» Data records
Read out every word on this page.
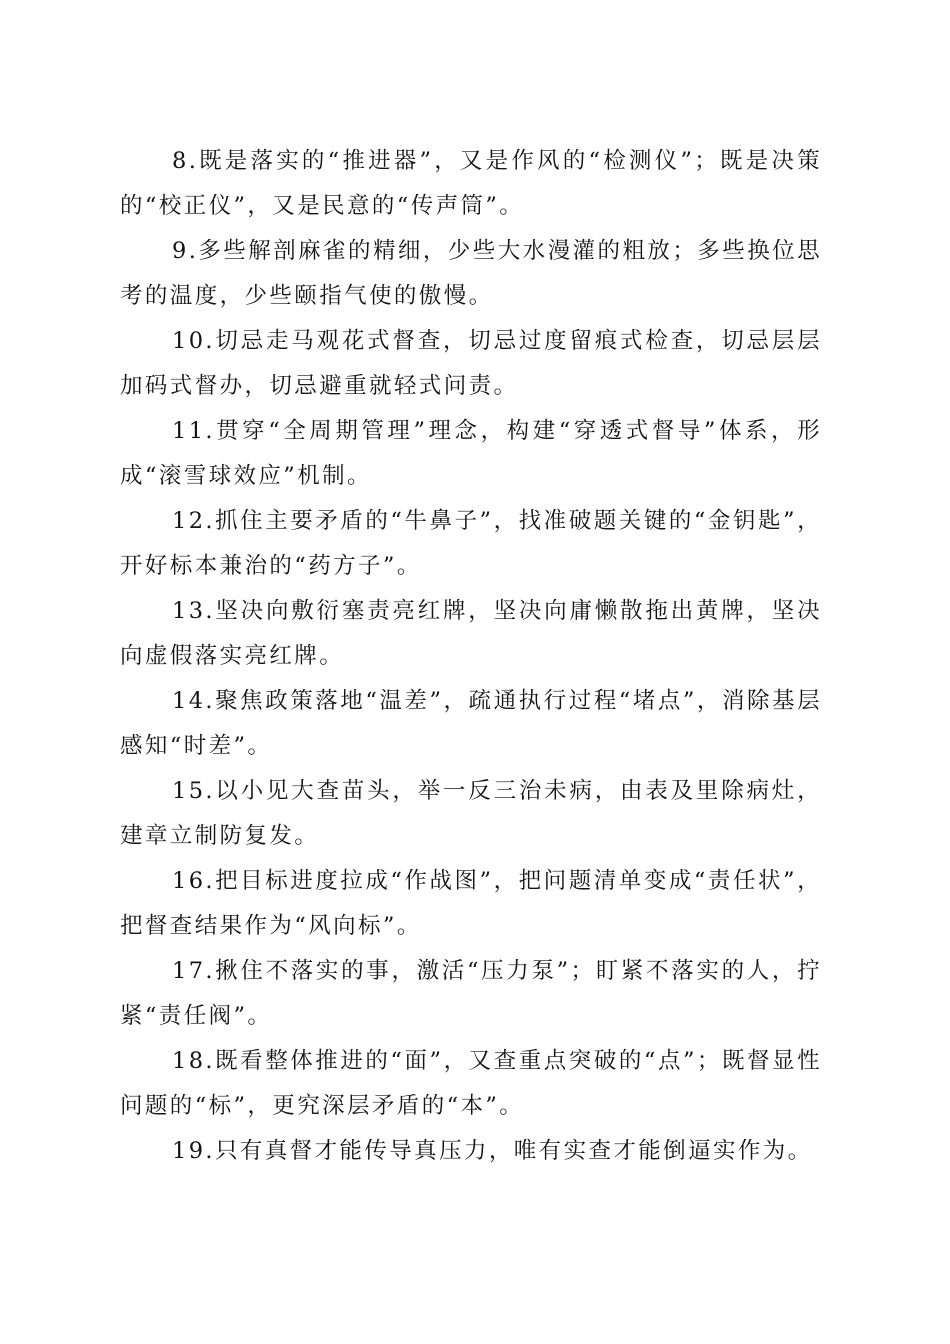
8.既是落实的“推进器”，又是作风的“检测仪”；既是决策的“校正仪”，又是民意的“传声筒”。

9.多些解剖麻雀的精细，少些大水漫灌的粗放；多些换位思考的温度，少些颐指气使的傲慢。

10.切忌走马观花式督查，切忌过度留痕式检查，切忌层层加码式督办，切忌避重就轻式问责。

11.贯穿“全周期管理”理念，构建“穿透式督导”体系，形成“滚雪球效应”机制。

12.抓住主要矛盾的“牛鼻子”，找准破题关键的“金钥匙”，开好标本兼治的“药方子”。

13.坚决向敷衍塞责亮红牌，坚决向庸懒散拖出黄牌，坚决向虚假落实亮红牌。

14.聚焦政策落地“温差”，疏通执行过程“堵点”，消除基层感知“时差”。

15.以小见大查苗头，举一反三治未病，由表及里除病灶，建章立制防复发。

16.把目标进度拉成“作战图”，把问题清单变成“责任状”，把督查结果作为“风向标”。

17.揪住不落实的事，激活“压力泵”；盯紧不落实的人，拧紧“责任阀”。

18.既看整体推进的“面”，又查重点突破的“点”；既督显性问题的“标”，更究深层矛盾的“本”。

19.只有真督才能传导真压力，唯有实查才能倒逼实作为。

---

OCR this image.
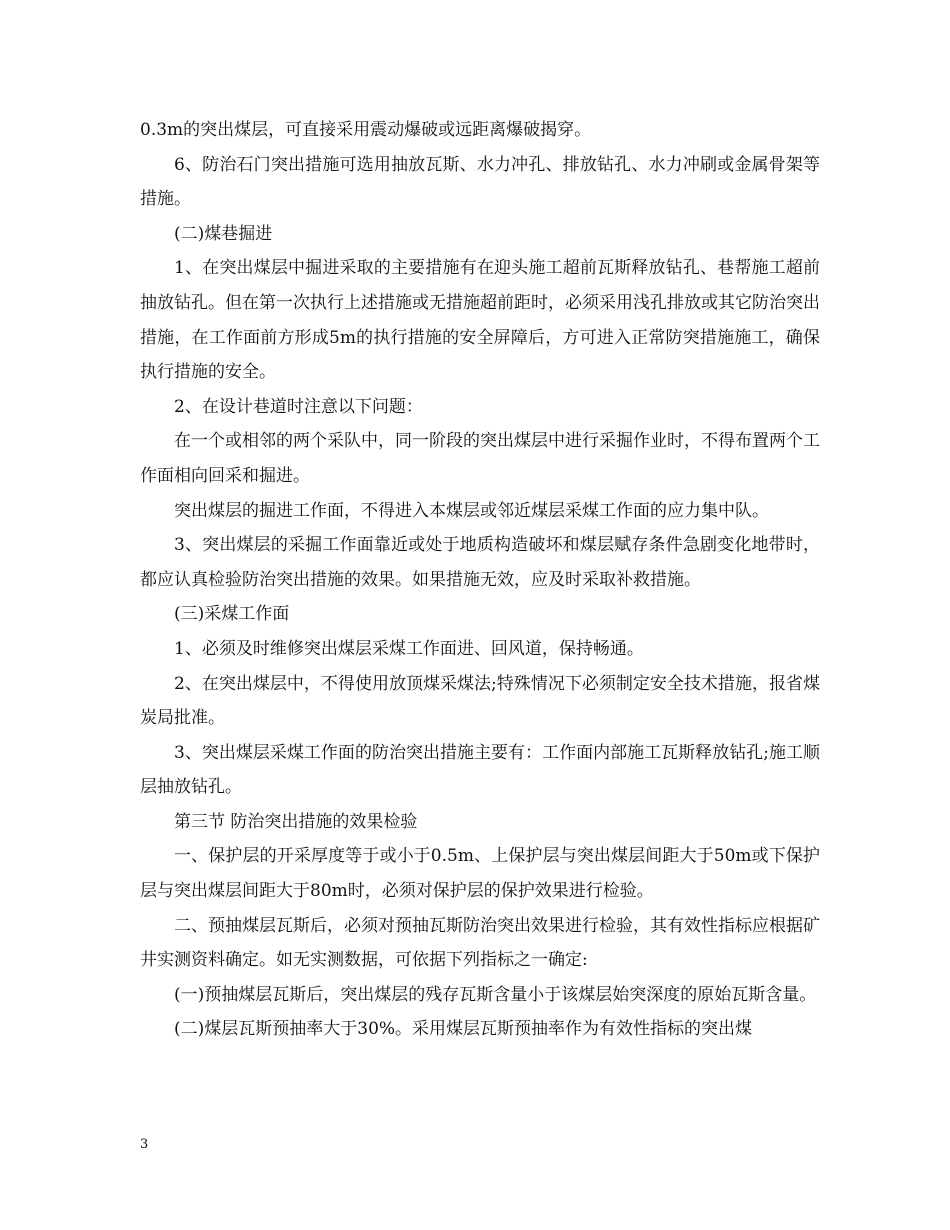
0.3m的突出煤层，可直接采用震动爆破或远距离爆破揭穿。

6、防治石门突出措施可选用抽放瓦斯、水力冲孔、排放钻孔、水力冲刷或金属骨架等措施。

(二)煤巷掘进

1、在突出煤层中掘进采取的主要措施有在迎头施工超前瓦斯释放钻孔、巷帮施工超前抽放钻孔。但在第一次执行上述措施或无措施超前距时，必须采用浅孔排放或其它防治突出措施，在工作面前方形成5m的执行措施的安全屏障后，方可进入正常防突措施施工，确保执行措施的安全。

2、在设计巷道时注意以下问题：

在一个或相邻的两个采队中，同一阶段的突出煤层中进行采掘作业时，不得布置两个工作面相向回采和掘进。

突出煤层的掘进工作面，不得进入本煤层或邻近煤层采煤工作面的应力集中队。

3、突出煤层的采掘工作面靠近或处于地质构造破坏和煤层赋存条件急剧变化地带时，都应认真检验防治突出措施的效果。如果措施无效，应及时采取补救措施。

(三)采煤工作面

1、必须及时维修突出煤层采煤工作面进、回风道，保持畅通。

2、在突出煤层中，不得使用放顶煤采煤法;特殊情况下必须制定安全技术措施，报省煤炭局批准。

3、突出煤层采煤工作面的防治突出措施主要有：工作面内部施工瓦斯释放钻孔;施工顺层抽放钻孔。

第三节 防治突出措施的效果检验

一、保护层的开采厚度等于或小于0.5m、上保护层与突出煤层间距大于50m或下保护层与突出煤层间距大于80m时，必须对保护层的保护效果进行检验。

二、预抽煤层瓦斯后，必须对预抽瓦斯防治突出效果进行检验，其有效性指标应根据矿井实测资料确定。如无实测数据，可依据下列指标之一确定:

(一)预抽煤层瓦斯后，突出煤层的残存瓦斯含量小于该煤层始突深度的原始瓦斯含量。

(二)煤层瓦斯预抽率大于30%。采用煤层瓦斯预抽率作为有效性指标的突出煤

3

» Aim
Search the data above for lines holding "预抽煤层瓦斯后" and copy each of them.

» The output
二、预抽煤层瓦斯后，必须对预抽瓦斯防治突出效果进行检验，其有效性指标应根据矿井实测资料确定。如无实测数据，可依据下列指标之一确定:
(一)预抽煤层瓦斯后，突出煤层的残存瓦斯含量小于该煤层始突深度的原始瓦斯含量。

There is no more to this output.